Dataset rows:
---+---
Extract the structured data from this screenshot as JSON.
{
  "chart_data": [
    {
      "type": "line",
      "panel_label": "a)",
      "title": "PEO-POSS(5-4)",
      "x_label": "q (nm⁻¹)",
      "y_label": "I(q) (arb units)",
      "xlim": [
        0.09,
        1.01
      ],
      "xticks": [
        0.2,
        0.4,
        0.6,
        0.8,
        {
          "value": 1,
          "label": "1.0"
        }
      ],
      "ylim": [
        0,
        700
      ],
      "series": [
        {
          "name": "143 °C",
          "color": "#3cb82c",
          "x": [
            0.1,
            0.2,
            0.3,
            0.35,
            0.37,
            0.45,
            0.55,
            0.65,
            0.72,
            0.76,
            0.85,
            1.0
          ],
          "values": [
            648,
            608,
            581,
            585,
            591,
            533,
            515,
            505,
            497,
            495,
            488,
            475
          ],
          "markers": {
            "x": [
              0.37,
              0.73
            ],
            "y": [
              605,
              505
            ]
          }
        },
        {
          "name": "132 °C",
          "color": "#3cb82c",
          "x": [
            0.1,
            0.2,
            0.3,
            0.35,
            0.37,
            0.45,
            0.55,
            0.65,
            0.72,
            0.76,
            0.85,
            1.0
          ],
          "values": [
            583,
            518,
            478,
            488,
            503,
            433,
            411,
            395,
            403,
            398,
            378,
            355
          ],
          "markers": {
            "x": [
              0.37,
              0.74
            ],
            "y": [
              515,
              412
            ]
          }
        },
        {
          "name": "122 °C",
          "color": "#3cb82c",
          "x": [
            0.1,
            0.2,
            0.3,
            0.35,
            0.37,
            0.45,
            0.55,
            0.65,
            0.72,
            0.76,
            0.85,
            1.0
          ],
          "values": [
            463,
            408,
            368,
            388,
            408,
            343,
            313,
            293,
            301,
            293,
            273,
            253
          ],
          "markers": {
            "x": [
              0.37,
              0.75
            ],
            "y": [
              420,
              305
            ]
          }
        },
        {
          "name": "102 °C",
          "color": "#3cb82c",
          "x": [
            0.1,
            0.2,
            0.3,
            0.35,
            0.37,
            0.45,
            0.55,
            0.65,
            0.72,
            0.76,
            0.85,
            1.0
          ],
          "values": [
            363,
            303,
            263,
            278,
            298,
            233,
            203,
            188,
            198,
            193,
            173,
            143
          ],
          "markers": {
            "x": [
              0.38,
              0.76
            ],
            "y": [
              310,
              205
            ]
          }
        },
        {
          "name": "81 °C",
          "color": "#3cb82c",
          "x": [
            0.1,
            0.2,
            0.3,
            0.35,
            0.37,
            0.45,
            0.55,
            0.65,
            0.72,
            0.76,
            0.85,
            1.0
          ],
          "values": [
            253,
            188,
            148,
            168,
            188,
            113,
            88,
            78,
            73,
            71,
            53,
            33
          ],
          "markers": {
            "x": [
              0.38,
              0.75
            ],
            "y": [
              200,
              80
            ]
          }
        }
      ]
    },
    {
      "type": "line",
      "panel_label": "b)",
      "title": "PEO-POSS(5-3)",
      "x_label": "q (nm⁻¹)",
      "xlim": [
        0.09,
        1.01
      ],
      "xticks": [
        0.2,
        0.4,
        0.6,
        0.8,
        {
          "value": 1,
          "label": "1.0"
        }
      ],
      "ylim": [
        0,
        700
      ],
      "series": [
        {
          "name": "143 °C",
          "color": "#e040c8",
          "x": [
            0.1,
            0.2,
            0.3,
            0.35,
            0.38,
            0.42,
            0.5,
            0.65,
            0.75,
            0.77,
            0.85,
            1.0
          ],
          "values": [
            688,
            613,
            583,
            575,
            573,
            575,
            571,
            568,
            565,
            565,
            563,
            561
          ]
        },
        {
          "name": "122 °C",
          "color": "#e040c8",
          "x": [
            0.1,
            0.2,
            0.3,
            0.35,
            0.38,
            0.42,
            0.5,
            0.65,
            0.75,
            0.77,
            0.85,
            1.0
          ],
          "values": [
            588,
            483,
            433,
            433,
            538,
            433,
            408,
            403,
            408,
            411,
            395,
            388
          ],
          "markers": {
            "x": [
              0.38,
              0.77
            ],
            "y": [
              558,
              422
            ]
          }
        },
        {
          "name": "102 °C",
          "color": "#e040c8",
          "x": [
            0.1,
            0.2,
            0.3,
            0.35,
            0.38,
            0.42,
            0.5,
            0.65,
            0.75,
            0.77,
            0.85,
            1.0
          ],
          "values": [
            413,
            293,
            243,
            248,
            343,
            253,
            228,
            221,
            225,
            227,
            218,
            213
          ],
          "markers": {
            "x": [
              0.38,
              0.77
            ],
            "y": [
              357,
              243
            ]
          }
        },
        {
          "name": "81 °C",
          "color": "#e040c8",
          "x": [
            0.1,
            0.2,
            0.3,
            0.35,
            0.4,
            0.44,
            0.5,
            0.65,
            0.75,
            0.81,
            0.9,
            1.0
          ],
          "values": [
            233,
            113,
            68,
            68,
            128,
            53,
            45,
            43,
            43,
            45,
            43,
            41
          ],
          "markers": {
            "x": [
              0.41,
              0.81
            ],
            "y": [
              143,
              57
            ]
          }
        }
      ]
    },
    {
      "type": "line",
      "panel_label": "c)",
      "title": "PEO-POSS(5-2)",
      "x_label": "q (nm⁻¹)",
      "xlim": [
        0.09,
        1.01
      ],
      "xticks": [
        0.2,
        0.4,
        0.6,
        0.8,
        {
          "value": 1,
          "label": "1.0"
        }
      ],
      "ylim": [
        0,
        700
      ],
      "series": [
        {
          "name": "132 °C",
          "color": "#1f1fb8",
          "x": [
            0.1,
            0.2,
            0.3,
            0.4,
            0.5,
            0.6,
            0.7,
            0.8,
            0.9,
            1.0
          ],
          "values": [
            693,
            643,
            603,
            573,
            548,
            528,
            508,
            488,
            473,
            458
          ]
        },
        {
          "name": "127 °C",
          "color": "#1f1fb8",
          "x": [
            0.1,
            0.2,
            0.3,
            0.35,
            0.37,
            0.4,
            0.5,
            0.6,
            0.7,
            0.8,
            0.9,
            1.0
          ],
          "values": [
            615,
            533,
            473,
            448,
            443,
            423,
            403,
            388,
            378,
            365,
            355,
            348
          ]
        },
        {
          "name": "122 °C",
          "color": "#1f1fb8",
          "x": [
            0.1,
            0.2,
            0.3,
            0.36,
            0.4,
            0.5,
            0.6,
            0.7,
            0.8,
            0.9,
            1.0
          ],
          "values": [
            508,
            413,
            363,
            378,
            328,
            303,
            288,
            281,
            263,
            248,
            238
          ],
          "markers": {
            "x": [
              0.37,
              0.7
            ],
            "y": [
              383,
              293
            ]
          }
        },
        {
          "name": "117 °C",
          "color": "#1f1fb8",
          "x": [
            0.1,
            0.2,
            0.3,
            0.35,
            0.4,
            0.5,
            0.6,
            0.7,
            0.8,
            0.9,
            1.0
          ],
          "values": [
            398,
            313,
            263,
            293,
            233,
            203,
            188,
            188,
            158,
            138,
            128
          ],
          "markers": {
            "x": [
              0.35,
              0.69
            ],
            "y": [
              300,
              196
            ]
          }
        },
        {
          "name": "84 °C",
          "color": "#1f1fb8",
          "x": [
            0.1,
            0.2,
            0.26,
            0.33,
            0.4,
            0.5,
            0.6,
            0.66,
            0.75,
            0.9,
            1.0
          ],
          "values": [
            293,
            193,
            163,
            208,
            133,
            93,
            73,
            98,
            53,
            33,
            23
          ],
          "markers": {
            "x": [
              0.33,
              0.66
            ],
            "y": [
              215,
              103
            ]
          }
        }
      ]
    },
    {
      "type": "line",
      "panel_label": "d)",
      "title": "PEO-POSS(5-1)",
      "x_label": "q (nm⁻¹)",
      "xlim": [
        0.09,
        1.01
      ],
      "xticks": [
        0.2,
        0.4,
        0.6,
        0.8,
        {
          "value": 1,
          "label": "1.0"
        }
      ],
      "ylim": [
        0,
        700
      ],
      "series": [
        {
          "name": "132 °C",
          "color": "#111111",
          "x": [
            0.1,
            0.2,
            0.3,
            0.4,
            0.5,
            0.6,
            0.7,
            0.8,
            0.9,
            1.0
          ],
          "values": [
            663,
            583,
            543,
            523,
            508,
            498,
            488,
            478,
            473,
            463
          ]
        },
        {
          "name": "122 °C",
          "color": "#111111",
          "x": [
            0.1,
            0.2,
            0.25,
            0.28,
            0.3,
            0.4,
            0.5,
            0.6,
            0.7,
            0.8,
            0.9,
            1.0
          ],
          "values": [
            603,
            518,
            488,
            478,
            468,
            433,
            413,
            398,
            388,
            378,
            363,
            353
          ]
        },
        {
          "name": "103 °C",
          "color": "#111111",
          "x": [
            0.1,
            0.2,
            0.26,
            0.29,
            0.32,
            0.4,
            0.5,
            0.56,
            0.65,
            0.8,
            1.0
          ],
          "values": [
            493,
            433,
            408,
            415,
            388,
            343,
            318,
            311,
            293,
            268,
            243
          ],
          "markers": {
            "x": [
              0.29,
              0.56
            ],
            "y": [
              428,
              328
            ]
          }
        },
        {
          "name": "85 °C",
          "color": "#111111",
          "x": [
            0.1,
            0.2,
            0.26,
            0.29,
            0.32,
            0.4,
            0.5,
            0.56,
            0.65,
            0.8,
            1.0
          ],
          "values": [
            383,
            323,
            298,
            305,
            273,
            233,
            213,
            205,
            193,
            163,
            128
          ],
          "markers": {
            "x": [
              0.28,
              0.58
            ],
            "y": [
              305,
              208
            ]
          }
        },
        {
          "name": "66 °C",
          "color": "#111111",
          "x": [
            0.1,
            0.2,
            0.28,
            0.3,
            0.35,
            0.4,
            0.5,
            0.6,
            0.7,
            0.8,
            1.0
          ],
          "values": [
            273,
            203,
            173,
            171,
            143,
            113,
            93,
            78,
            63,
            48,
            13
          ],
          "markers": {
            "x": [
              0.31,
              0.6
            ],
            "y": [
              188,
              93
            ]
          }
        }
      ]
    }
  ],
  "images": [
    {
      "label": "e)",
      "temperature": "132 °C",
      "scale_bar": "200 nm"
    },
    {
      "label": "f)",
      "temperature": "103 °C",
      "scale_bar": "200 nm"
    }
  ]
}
---+---
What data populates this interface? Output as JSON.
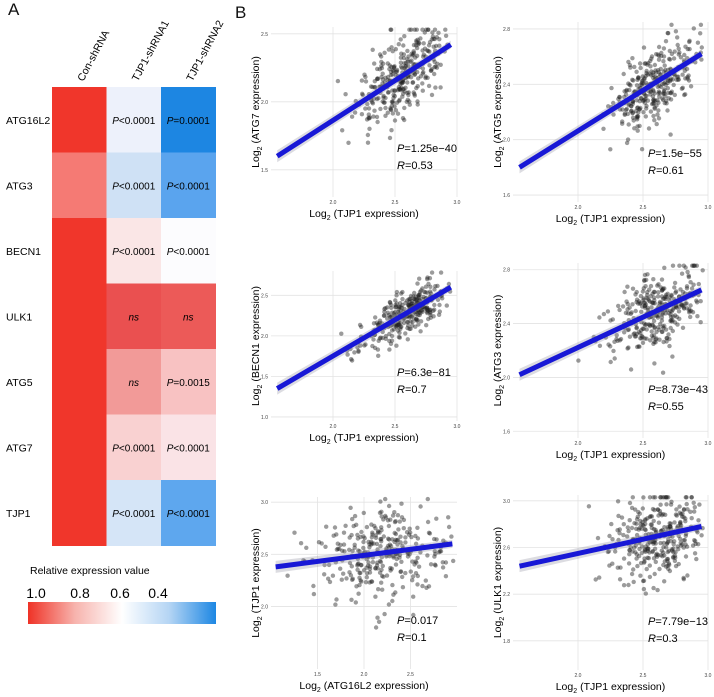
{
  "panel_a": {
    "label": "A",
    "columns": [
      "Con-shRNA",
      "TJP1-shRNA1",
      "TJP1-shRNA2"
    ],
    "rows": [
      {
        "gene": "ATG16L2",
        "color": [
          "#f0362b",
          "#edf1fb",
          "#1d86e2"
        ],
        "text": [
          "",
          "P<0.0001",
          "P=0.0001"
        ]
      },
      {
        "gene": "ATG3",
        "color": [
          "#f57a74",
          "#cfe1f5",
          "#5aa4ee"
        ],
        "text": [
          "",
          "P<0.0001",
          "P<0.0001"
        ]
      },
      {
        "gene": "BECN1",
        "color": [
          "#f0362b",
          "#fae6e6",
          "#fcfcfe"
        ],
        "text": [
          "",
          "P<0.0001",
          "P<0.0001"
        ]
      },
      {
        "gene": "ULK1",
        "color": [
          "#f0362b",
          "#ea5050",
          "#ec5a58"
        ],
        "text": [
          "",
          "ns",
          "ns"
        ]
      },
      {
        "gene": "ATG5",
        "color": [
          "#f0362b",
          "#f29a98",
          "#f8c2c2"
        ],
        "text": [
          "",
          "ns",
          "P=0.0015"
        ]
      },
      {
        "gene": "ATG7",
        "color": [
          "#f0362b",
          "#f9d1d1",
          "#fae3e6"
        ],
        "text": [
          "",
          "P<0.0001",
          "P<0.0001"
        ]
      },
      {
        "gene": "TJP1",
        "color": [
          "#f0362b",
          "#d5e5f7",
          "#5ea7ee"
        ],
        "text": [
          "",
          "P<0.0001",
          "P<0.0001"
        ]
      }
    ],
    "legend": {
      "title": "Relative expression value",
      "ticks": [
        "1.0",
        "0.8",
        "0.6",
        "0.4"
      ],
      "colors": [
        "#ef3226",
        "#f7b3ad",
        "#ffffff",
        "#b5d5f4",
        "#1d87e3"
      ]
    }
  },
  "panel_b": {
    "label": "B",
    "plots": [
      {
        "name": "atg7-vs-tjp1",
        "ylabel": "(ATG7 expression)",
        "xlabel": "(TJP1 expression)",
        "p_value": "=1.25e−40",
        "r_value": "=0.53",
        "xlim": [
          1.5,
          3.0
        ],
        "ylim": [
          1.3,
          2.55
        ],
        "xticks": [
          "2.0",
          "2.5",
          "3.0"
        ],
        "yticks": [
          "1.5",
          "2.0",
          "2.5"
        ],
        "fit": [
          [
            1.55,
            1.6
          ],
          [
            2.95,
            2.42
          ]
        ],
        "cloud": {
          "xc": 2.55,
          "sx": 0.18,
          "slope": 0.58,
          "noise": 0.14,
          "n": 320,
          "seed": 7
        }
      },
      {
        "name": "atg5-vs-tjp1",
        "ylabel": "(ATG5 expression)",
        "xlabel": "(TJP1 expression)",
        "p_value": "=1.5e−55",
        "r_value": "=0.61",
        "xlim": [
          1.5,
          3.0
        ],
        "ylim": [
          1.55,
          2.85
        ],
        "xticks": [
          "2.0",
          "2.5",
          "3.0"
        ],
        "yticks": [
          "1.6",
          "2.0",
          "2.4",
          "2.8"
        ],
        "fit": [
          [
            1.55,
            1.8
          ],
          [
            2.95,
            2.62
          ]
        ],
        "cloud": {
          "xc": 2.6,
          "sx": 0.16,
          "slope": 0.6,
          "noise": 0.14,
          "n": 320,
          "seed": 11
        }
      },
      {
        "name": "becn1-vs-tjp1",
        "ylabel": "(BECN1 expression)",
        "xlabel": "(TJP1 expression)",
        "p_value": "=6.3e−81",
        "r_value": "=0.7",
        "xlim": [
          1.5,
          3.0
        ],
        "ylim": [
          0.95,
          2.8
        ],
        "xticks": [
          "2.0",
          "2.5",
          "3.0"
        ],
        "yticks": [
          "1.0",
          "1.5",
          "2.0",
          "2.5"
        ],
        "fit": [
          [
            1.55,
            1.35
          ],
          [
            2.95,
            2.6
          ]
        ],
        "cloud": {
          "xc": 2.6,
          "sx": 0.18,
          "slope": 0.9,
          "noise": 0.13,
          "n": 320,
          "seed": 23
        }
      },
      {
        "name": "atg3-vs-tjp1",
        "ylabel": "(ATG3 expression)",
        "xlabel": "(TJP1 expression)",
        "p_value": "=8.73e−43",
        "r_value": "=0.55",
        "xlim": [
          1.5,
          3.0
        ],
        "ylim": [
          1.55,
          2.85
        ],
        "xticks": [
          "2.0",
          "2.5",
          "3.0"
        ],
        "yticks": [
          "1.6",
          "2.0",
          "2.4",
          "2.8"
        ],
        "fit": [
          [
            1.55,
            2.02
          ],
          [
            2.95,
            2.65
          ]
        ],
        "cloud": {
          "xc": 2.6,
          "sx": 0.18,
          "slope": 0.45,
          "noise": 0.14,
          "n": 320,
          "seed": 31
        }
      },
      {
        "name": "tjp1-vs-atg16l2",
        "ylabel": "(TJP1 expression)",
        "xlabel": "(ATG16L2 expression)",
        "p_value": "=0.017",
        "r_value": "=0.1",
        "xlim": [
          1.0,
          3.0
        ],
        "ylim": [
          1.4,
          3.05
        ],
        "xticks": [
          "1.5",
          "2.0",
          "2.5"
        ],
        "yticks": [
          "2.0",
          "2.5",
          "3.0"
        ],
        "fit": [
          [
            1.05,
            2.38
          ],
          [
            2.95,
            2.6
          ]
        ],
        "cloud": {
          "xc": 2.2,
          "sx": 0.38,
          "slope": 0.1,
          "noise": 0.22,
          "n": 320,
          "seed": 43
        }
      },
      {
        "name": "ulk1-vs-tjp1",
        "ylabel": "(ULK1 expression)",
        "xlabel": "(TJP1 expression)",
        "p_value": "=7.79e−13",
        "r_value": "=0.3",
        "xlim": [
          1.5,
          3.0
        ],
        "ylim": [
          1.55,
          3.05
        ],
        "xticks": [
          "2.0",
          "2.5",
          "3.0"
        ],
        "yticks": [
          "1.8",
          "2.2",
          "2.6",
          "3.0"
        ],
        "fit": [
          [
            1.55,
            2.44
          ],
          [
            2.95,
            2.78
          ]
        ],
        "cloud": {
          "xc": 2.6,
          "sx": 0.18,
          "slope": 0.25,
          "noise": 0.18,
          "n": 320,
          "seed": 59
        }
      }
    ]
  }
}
---+---
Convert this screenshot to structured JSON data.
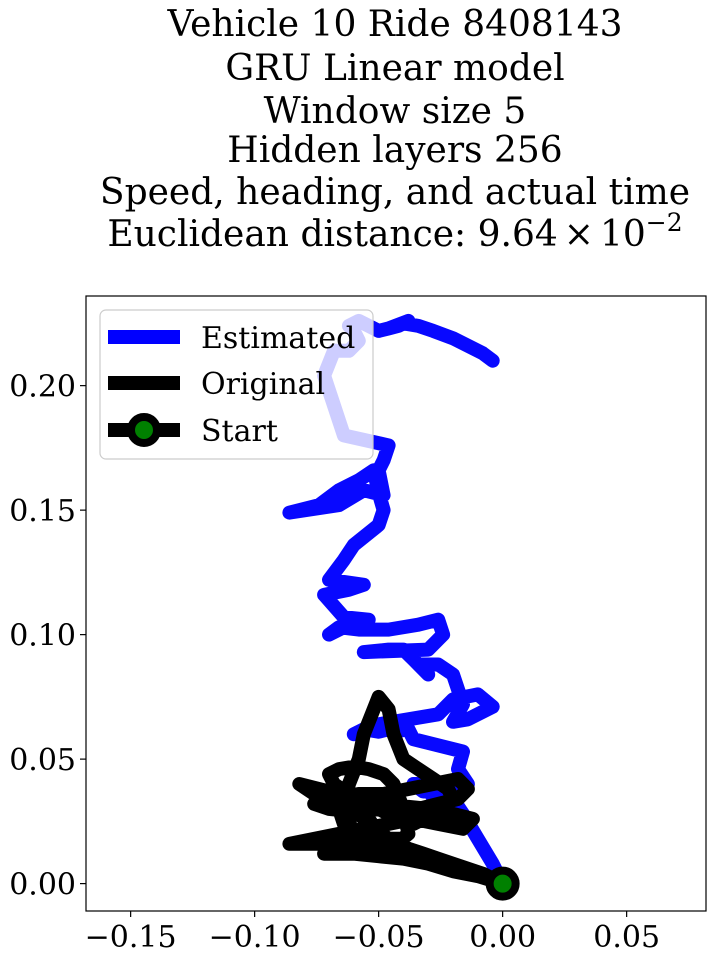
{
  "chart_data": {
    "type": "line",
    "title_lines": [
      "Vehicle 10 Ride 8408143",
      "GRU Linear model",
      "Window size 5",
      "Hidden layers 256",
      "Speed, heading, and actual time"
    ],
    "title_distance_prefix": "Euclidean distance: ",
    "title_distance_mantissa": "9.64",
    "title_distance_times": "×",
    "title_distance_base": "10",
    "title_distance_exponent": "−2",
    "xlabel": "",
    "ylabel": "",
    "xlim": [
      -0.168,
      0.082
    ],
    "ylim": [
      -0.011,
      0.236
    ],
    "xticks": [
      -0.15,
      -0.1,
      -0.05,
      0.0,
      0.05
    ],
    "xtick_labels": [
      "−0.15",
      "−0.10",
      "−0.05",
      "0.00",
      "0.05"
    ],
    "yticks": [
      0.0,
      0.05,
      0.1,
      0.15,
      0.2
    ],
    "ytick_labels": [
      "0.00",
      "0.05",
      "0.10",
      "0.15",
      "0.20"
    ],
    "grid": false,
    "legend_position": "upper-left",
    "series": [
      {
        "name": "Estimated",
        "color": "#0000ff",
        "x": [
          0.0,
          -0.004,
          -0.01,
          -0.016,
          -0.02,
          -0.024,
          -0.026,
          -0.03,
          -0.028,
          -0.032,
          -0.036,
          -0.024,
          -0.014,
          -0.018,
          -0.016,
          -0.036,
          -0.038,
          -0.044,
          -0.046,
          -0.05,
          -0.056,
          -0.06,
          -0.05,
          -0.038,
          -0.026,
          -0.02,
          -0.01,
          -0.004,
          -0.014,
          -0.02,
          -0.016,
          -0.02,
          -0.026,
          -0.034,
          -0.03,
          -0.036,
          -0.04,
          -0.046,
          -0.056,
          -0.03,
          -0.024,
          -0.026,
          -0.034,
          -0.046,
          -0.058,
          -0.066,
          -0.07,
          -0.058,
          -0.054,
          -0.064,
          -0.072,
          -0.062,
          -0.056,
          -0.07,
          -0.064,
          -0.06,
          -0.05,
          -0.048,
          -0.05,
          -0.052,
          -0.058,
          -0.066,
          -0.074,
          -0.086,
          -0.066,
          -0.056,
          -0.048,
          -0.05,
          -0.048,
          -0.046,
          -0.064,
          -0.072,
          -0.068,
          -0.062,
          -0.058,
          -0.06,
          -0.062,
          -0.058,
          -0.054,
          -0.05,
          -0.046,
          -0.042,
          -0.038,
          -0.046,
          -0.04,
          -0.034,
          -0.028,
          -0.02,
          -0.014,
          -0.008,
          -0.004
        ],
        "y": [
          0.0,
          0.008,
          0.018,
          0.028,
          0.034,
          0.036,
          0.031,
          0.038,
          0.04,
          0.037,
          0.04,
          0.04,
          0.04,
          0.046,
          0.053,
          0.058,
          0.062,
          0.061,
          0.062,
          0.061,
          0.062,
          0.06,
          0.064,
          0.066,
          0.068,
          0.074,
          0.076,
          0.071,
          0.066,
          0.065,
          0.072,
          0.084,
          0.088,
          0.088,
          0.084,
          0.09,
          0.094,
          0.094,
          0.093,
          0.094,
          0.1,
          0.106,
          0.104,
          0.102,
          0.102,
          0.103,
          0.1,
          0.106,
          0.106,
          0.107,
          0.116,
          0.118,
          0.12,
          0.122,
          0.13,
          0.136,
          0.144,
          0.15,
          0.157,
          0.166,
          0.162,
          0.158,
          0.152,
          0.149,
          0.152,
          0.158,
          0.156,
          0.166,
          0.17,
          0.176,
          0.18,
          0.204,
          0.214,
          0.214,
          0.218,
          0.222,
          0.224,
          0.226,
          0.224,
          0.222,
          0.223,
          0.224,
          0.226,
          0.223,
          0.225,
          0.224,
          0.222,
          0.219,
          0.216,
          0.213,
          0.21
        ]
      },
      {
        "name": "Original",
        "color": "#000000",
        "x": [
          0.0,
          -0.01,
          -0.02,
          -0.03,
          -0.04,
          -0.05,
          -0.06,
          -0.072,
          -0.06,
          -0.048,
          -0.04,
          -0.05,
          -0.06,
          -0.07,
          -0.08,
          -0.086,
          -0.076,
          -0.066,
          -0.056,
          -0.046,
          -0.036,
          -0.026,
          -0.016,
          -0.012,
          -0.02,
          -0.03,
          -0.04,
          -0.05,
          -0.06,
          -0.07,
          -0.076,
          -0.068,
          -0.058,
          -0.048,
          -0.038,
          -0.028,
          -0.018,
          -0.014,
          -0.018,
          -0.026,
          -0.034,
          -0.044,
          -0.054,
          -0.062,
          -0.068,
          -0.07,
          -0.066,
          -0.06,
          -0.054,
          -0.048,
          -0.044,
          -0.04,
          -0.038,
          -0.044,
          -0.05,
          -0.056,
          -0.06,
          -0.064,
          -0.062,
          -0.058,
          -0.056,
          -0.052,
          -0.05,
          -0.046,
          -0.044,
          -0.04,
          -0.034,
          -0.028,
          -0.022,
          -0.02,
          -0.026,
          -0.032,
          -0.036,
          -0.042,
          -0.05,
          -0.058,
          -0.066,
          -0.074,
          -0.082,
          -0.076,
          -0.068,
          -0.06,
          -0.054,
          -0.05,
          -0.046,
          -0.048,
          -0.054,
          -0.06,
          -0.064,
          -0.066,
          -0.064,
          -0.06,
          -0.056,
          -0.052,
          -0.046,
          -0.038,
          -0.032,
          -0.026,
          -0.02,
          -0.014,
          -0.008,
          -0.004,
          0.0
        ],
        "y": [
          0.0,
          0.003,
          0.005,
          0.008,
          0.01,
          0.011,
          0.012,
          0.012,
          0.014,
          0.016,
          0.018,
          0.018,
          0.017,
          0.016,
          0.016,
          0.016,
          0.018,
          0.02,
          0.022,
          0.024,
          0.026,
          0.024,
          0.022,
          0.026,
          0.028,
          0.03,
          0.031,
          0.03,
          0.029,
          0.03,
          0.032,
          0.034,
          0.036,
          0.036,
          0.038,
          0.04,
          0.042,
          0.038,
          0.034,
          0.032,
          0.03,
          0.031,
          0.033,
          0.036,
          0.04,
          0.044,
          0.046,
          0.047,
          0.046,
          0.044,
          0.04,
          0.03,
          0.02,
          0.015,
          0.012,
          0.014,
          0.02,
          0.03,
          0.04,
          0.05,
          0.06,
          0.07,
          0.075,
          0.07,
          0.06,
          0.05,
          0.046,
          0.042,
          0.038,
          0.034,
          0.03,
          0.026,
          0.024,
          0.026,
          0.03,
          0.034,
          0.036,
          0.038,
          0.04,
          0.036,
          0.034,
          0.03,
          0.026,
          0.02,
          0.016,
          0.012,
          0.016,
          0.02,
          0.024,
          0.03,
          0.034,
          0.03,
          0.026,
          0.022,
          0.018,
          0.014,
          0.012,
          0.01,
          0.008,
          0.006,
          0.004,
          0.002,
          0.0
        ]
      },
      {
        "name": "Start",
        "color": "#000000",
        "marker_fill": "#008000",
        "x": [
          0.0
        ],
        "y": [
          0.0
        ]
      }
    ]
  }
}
---+---
Exercise instructions: Look for the word "gene" and return every line where it occurs.

Complete output:
        "gene": "ATG16L2",
        "gene": "ATG3",
        "gene": "BECN1",
        "gene": "ULK1",
        "gene": "ATG5",
        "gene": "ATG7",
        "gene": "TJP1",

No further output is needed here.